··· Records ···

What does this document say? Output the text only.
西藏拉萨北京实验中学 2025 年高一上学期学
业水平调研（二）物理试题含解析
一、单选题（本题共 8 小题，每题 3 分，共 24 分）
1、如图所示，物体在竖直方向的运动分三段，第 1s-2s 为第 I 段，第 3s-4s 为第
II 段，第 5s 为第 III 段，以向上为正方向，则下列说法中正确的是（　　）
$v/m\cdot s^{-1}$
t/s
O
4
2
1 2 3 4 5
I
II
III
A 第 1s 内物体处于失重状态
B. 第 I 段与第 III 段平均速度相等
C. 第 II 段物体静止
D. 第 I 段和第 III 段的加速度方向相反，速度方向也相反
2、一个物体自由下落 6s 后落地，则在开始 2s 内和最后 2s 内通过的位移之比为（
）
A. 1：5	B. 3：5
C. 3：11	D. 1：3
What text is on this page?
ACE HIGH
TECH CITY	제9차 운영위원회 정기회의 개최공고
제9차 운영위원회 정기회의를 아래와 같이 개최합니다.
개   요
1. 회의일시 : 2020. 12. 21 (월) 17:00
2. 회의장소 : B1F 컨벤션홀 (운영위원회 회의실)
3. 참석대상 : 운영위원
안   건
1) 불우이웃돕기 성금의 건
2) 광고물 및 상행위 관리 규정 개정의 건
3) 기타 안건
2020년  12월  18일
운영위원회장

···

What the task requires >> Give back all the data exactly as written.

Solution to the problem >>
What does this document say? Output the text only.
西藏拉萨北京实验中学 2025 年高一上学期学
业水平调研（二）物理试题含解析
一、单选题（本题共 8 小题，每题 3 分，共 24 分）
1、如图所示，物体在竖直方向的运动分三段，第 1s-2s 为第 I 段，第 3s-4s 为第
II 段，第 5s 为第 III 段，以向上为正方向，则下列说法中正确的是（　　）
$v/m\cdot s^{-1}$
t/s
O
4
2
1 2 3 4 5
I
II
III
A 第 1s 内物体处于失重状态
B. 第 I 段与第 III 段平均速度相等
C. 第 II 段物体静止
D. 第 I 段和第 III 段的加速度方向相反，速度方向也相反
2、一个物体自由下落 6s 后落地，则在开始 2s 内和最后 2s 内通过的位移之比为（
）
A. 1：5	B. 3：5
C. 3：11	D. 1：3
What text is on this page?
ACE HIGH
TECH CITY	제9차 운영위원회 정기회의 개최공고
제9차 운영위원회 정기회의를 아래와 같이 개최합니다.
개   요
1. 회의일시 : 2020. 12. 21 (월) 17:00
2. 회의장소 : B1F 컨벤션홀 (운영위원회 회의실)
3. 참석대상 : 운영위원
안   건
1) 불우이웃돕기 성금의 건
2) 광고물 및 상행위 관리 규정 개정의 건
3) 기타 안건
2020년  12월  18일
운영위원회장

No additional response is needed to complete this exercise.